Report the count of lines below in which the string "this" occurs; include nothing else.

** Start of The data **

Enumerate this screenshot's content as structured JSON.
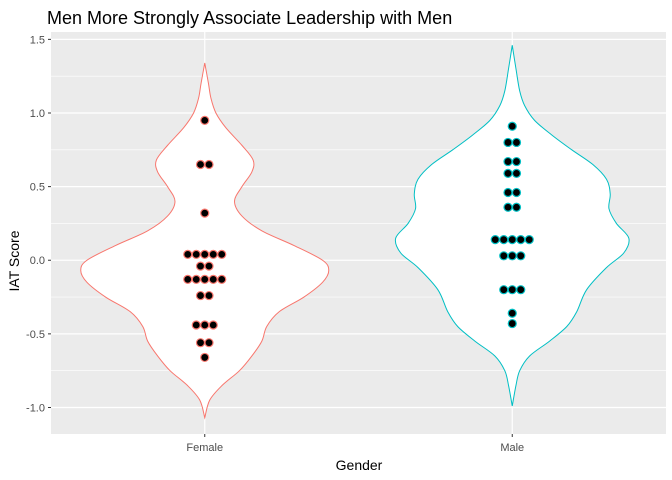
{
  "chart_data": {
    "type": "violin",
    "title": "Men More Strongly Associate Leadership with Men",
    "xlabel": "Gender",
    "ylabel": "IAT Score",
    "categories": [
      "Female",
      "Male"
    ],
    "ylim": [
      -1.18,
      1.55
    ],
    "yticks": [
      -1.0,
      -0.5,
      0.0,
      0.5,
      1.0,
      1.5
    ],
    "ytick_labels": [
      "-1.0",
      "-0.5",
      "0.0",
      "0.5",
      "1.0",
      "1.5"
    ],
    "grid": true,
    "legend": "none",
    "panel_background": "#ebebeb",
    "series": [
      {
        "category": "Female",
        "color": "#f8766d",
        "dot_color": "#000000",
        "points": [
          0.95,
          0.65,
          0.65,
          0.32,
          0.04,
          0.04,
          0.04,
          0.04,
          0.04,
          -0.04,
          -0.04,
          -0.13,
          -0.13,
          -0.13,
          -0.13,
          -0.13,
          -0.24,
          -0.24,
          -0.44,
          -0.44,
          -0.44,
          -0.56,
          -0.56,
          -0.66
        ],
        "density": [
          {
            "y": -1.07,
            "w": 0.0
          },
          {
            "y": -0.95,
            "w": 0.04
          },
          {
            "y": -0.85,
            "w": 0.14
          },
          {
            "y": -0.75,
            "w": 0.28
          },
          {
            "y": -0.65,
            "w": 0.38
          },
          {
            "y": -0.55,
            "w": 0.46
          },
          {
            "y": -0.45,
            "w": 0.5
          },
          {
            "y": -0.35,
            "w": 0.6
          },
          {
            "y": -0.25,
            "w": 0.8
          },
          {
            "y": -0.15,
            "w": 0.95
          },
          {
            "y": -0.07,
            "w": 1.0
          },
          {
            "y": 0.0,
            "w": 0.95
          },
          {
            "y": 0.1,
            "w": 0.72
          },
          {
            "y": 0.2,
            "w": 0.46
          },
          {
            "y": 0.3,
            "w": 0.3
          },
          {
            "y": 0.4,
            "w": 0.24
          },
          {
            "y": 0.5,
            "w": 0.3
          },
          {
            "y": 0.6,
            "w": 0.38
          },
          {
            "y": 0.68,
            "w": 0.39
          },
          {
            "y": 0.78,
            "w": 0.3
          },
          {
            "y": 0.9,
            "w": 0.17
          },
          {
            "y": 1.0,
            "w": 0.09
          },
          {
            "y": 1.1,
            "w": 0.05
          },
          {
            "y": 1.2,
            "w": 0.03
          },
          {
            "y": 1.34,
            "w": 0.0
          }
        ]
      },
      {
        "category": "Male",
        "color": "#00bfc4",
        "dot_color": "#000000",
        "points": [
          0.91,
          0.8,
          0.8,
          0.67,
          0.67,
          0.59,
          0.59,
          0.46,
          0.46,
          0.36,
          0.36,
          0.14,
          0.14,
          0.14,
          0.14,
          0.14,
          0.03,
          0.03,
          0.03,
          -0.2,
          -0.2,
          -0.2,
          -0.36,
          -0.43
        ],
        "density": [
          {
            "y": -0.99,
            "w": 0.0
          },
          {
            "y": -0.85,
            "w": 0.03
          },
          {
            "y": -0.75,
            "w": 0.06
          },
          {
            "y": -0.65,
            "w": 0.14
          },
          {
            "y": -0.55,
            "w": 0.3
          },
          {
            "y": -0.45,
            "w": 0.44
          },
          {
            "y": -0.35,
            "w": 0.52
          },
          {
            "y": -0.2,
            "w": 0.6
          },
          {
            "y": -0.05,
            "w": 0.76
          },
          {
            "y": 0.05,
            "w": 0.9
          },
          {
            "y": 0.15,
            "w": 0.94
          },
          {
            "y": 0.25,
            "w": 0.84
          },
          {
            "y": 0.35,
            "w": 0.78
          },
          {
            "y": 0.45,
            "w": 0.79
          },
          {
            "y": 0.55,
            "w": 0.76
          },
          {
            "y": 0.65,
            "w": 0.65
          },
          {
            "y": 0.75,
            "w": 0.48
          },
          {
            "y": 0.85,
            "w": 0.32
          },
          {
            "y": 0.95,
            "w": 0.18
          },
          {
            "y": 1.05,
            "w": 0.1
          },
          {
            "y": 1.15,
            "w": 0.06
          },
          {
            "y": 1.3,
            "w": 0.03
          },
          {
            "y": 1.46,
            "w": 0.0
          }
        ]
      }
    ]
  }
}
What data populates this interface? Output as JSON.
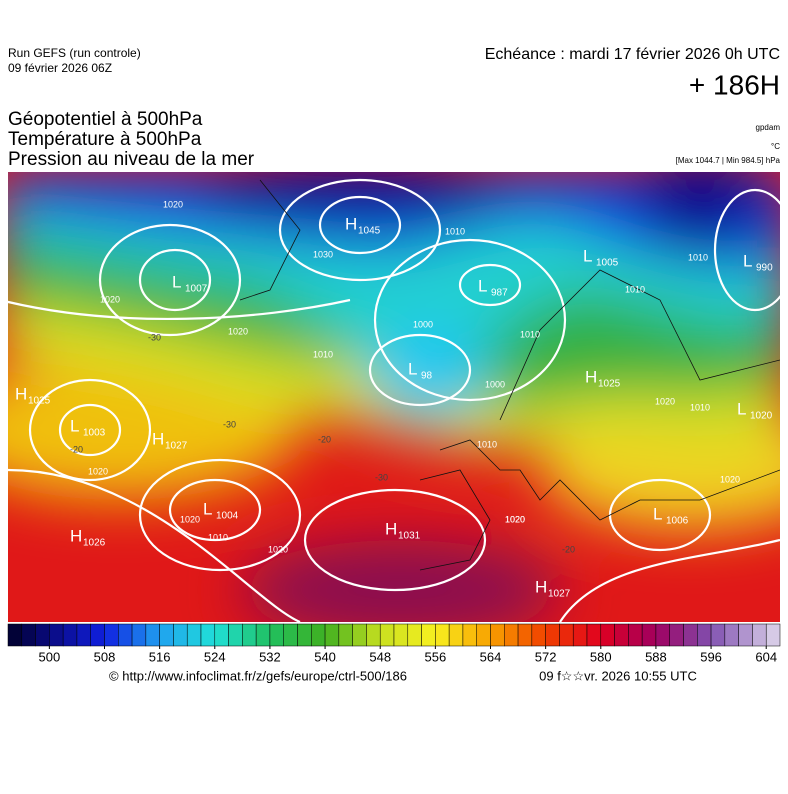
{
  "header": {
    "run": "Run GEFS (run controle)",
    "run_date": "09 février 2026 06Z",
    "valid": "Echéance : mardi 17 février 2026 0h UTC",
    "lead": "+ 186H",
    "fields": [
      "Géopotentiel à 500hPa",
      "Température à 500hPa",
      "Pression au niveau de la mer"
    ],
    "units": [
      "gpdam",
      "°C",
      "[Max 1044.7 | Min 984.5] hPa"
    ]
  },
  "map": {
    "centers": [
      {
        "kind": "H",
        "value": "1045"
      },
      {
        "kind": "L",
        "value": "1007"
      },
      {
        "kind": "L",
        "value": "987"
      },
      {
        "kind": "L",
        "value": "1005"
      },
      {
        "kind": "L",
        "value": "990"
      },
      {
        "kind": "L",
        "value": "98"
      },
      {
        "kind": "H",
        "value": "1025"
      },
      {
        "kind": "L",
        "value": "1003"
      },
      {
        "kind": "H",
        "value": "1027"
      },
      {
        "kind": "H",
        "value": "1025"
      },
      {
        "kind": "L",
        "value": "1020"
      },
      {
        "kind": "L",
        "value": "1004"
      },
      {
        "kind": "L",
        "value": "1006"
      },
      {
        "kind": "H",
        "value": "1026"
      },
      {
        "kind": "H",
        "value": "1031"
      },
      {
        "kind": "H",
        "value": "1027"
      }
    ],
    "contour_labels": [
      "1020",
      "1030",
      "1010",
      "1020",
      "1020",
      "1010",
      "1000",
      "1010",
      "1000",
      "1010",
      "1010",
      "1020",
      "1010",
      "1010",
      "1020",
      "1020",
      "1020",
      "1010",
      "1020",
      "1020",
      "1020",
      "-30",
      "-30",
      "-20",
      "-20",
      "-30",
      "-20"
    ]
  },
  "colorbar": {
    "range": [
      494,
      606
    ],
    "ticks": [
      500,
      508,
      516,
      524,
      532,
      540,
      548,
      556,
      564,
      572,
      580,
      588,
      596,
      604
    ],
    "step": 2,
    "color_stops": [
      {
        "value": 494,
        "color": "#000028"
      },
      {
        "value": 500,
        "color": "#0a0a80"
      },
      {
        "value": 508,
        "color": "#1020e0"
      },
      {
        "value": 516,
        "color": "#20a0f0"
      },
      {
        "value": 524,
        "color": "#20e0d8"
      },
      {
        "value": 532,
        "color": "#20c060"
      },
      {
        "value": 540,
        "color": "#40b020"
      },
      {
        "value": 548,
        "color": "#c8e020"
      },
      {
        "value": 556,
        "color": "#f8f020"
      },
      {
        "value": 564,
        "color": "#f8a000"
      },
      {
        "value": 572,
        "color": "#f04000"
      },
      {
        "value": 580,
        "color": "#e00020"
      },
      {
        "value": 588,
        "color": "#a00060"
      },
      {
        "value": 596,
        "color": "#8050b0"
      },
      {
        "value": 606,
        "color": "#e0d8ec"
      }
    ]
  },
  "footer": {
    "url": "© http://www.infoclimat.fr/z/gefs/europe/ctrl-500/186",
    "stamp": "09 f☆☆vr. 2026 10:55 UTC"
  }
}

** End of The data **

[Complete answer] 2